--- start of SUPPLIED ENTRIES ---

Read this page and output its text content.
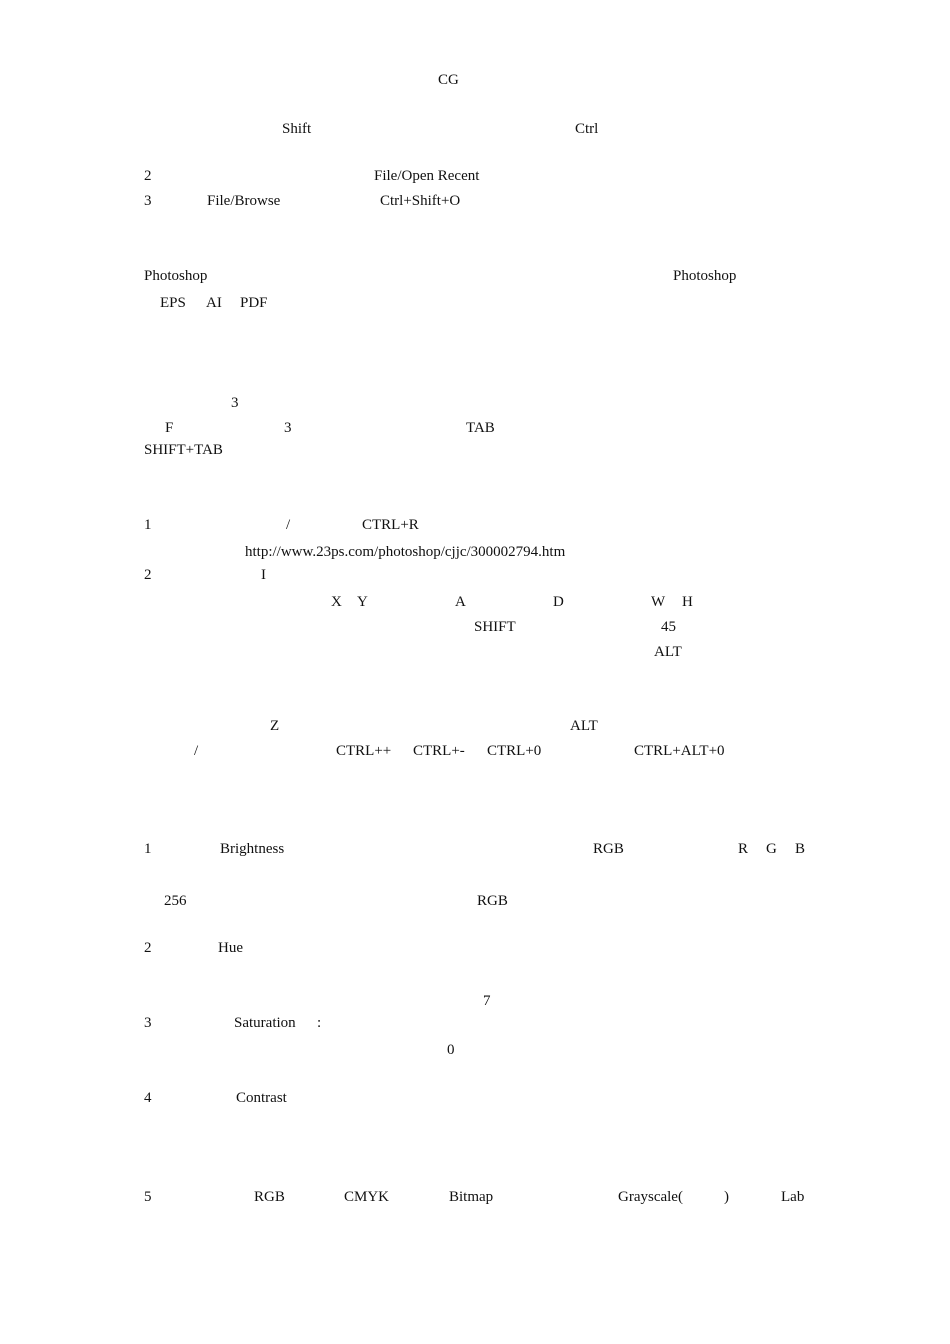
CG
Shift	Ctrl
2	File/Open Recent
3	File/Browse	Ctrl+Shift+O
Photoshop	Photoshop
EPS AI PDF
3
F	3	TAB
SHIFT+TAB
1	/	CTRL+R
http://www.23ps.com/photoshop/cjjc/300002794.htm
2	I
X Y	A	D	W H
SHIFT	45
ALT
Z	ALT
/	CTRL++ CTRL+- CTRL+0	CTRL+ALT+0
1	Brightness	RGB	R G B
256	RGB
2	Hue
7
3	Saturation :
0
4	Contrast
5	RGB	CMYK	Bitmap	Grayscale(	)	Lab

--- end of SUPPLIED ENTRIES ---

:: GOAL OF THE EXERCISE ::
Pictures in the records must not appear in the copy; transcribe everything else precisely.

:: WRITTEN REPLY ::
Read this page and output its text content.
CG
Shift	Ctrl
2	File/Open Recent
3	File/Browse	Ctrl+Shift+O
Photoshop	Photoshop
EPS AI PDF
3
F	3	TAB
SHIFT+TAB
1	/	CTRL+R
http://www.23ps.com/photoshop/cjjc/300002794.htm
2	I
X Y	A	D	W H
SHIFT	45
ALT
Z	ALT
/	CTRL++ CTRL+- CTRL+0	CTRL+ALT+0
1	Brightness	RGB	R G B
256	RGB
2	Hue
7
3	Saturation :
0
4	Contrast
5	RGB	CMYK	Bitmap	Grayscale(	)	Lab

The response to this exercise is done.